##### Task data

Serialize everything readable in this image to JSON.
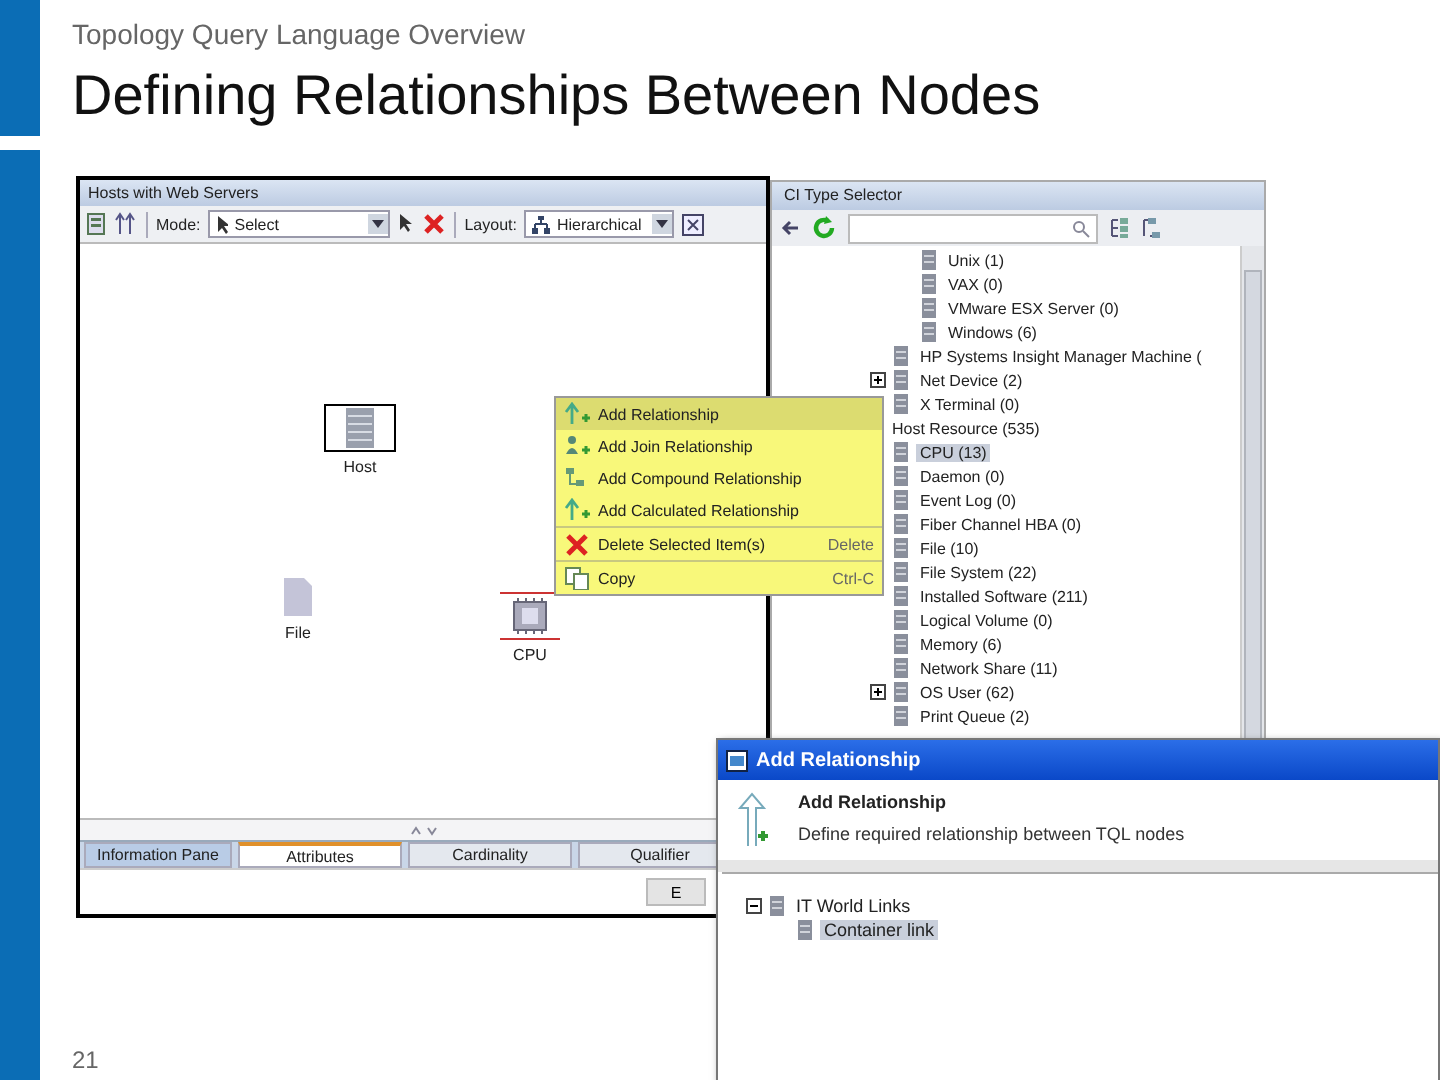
{
  "slide": {
    "section": "Topology Query Language Overview",
    "title": "Defining Relationships Between Nodes",
    "page_number": "21"
  },
  "query_window": {
    "title": "Hosts with Web Servers",
    "toolbar": {
      "mode_label": "Mode:",
      "mode_value": "Select",
      "layout_label": "Layout:",
      "layout_value": "Hierarchical"
    },
    "nodes": [
      {
        "kind": "host",
        "label": "Host",
        "selected": false
      },
      {
        "kind": "file",
        "label": "File",
        "selected": false
      },
      {
        "kind": "cpu",
        "label": "CPU",
        "selected": true
      }
    ],
    "tabs": [
      {
        "label": "Information Pane",
        "selected": false
      },
      {
        "label": "Attributes",
        "selected": true
      },
      {
        "label": "Cardinality",
        "selected": false
      },
      {
        "label": "Qualifier",
        "selected": false
      }
    ],
    "button": "E"
  },
  "context_menu": [
    {
      "kind": "add",
      "label": "Add Relationship",
      "selected": true
    },
    {
      "kind": "join",
      "label": "Add Join Relationship",
      "selected": false
    },
    {
      "kind": "compound",
      "label": "Add Compound Relationship",
      "selected": false
    },
    {
      "kind": "add",
      "label": "Add Calculated Relationship",
      "selected": false
    },
    {
      "kind": "delete",
      "label": "Delete Selected Item(s)",
      "shortcut": "Delete",
      "selected": false
    },
    {
      "kind": "copy",
      "label": "Copy",
      "shortcut": "Ctrl-C",
      "selected": false
    }
  ],
  "ci_type_selector": {
    "title": "CI Type Selector",
    "tree": [
      {
        "children": [
          {
            "children": [
              {
                "label": "Unix (1)",
                "selected": false
              },
              {
                "label": "VAX (0)",
                "selected": false
              },
              {
                "label": "VMware ESX Server (0)",
                "selected": false
              },
              {
                "label": "Windows (6)",
                "selected": false
              }
            ]
          },
          {
            "label": "HP Systems Insight Manager Machine (",
            "selected": false
          },
          {
            "label": "Net Device (2)",
            "selected": false,
            "expanded": false
          },
          {
            "label": "X Terminal (0)",
            "selected": false
          }
        ]
      },
      {
        "label": "Host Resource (535)",
        "selected": false,
        "children": [
          {
            "label": "CPU (13)",
            "selected": true
          },
          {
            "label": "Daemon (0)",
            "selected": false
          },
          {
            "label": "Event Log (0)",
            "selected": false
          },
          {
            "label": "Fiber Channel HBA (0)",
            "selected": false
          },
          {
            "label": "File (10)",
            "selected": false
          },
          {
            "label": "File System (22)",
            "selected": false
          },
          {
            "label": "Installed Software (211)",
            "selected": false
          },
          {
            "label": "Logical Volume (0)",
            "selected": false
          },
          {
            "label": "Memory (6)",
            "selected": false
          },
          {
            "label": "Network Share (11)",
            "selected": false
          },
          {
            "label": "OS User (62)",
            "selected": false,
            "expanded": false
          },
          {
            "label": "Print Queue (2)",
            "selected": false
          }
        ]
      }
    ]
  },
  "dialog": {
    "title": "Add Relationship",
    "heading": "Add Relationship",
    "description": "Define required relationship between TQL nodes",
    "tree": [
      {
        "label": "IT World Links",
        "selected": false,
        "expanded": true,
        "children": [
          {
            "label": "Container link",
            "selected": true
          }
        ]
      }
    ]
  }
}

##########

What to produce
Write the records above out again exactly, with no pictures in your copy.

Exercise response
Serialize everything readable in this image to JSON.
{
  "slide": {
    "section": "Topology Query Language Overview",
    "title": "Defining Relationships Between Nodes",
    "page_number": "21"
  },
  "query_window": {
    "title": "Hosts with Web Servers",
    "toolbar": {
      "mode_label": "Mode:",
      "mode_value": "Select",
      "layout_label": "Layout:",
      "layout_value": "Hierarchical"
    },
    "nodes": [
      {
        "kind": "host",
        "label": "Host",
        "selected": false
      },
      {
        "kind": "file",
        "label": "File",
        "selected": false
      },
      {
        "kind": "cpu",
        "label": "CPU",
        "selected": true
      }
    ],
    "tabs": [
      {
        "label": "Information Pane",
        "selected": false
      },
      {
        "label": "Attributes",
        "selected": true
      },
      {
        "label": "Cardinality",
        "selected": false
      },
      {
        "label": "Qualifier",
        "selected": false
      }
    ],
    "button": "E"
  },
  "context_menu": [
    {
      "kind": "add",
      "label": "Add Relationship",
      "selected": true
    },
    {
      "kind": "join",
      "label": "Add Join Relationship",
      "selected": false
    },
    {
      "kind": "compound",
      "label": "Add Compound Relationship",
      "selected": false
    },
    {
      "kind": "add",
      "label": "Add Calculated Relationship",
      "selected": false
    },
    {
      "kind": "delete",
      "label": "Delete Selected Item(s)",
      "shortcut": "Delete",
      "selected": false
    },
    {
      "kind": "copy",
      "label": "Copy",
      "shortcut": "Ctrl-C",
      "selected": false
    }
  ],
  "ci_type_selector": {
    "title": "CI Type Selector",
    "tree": [
      {
        "children": [
          {
            "children": [
              {
                "label": "Unix (1)",
                "selected": false
              },
              {
                "label": "VAX (0)",
                "selected": false
              },
              {
                "label": "VMware ESX Server (0)",
                "selected": false
              },
              {
                "label": "Windows (6)",
                "selected": false
              }
            ]
          },
          {
            "label": "HP Systems Insight Manager Machine (",
            "selected": false
          },
          {
            "label": "Net Device (2)",
            "selected": false,
            "expanded": false
          },
          {
            "label": "X Terminal (0)",
            "selected": false
          }
        ]
      },
      {
        "label": "Host Resource (535)",
        "selected": false,
        "children": [
          {
            "label": "CPU (13)",
            "selected": true
          },
          {
            "label": "Daemon (0)",
            "selected": false
          },
          {
            "label": "Event Log (0)",
            "selected": false
          },
          {
            "label": "Fiber Channel HBA (0)",
            "selected": false
          },
          {
            "label": "File (10)",
            "selected": false
          },
          {
            "label": "File System (22)",
            "selected": false
          },
          {
            "label": "Installed Software (211)",
            "selected": false
          },
          {
            "label": "Logical Volume (0)",
            "selected": false
          },
          {
            "label": "Memory (6)",
            "selected": false
          },
          {
            "label": "Network Share (11)",
            "selected": false
          },
          {
            "label": "OS User (62)",
            "selected": false,
            "expanded": false
          },
          {
            "label": "Print Queue (2)",
            "selected": false
          }
        ]
      }
    ]
  },
  "dialog": {
    "title": "Add Relationship",
    "heading": "Add Relationship",
    "description": "Define required relationship between TQL nodes",
    "tree": [
      {
        "label": "IT World Links",
        "selected": false,
        "expanded": true,
        "children": [
          {
            "label": "Container link",
            "selected": true
          }
        ]
      }
    ]
  }
}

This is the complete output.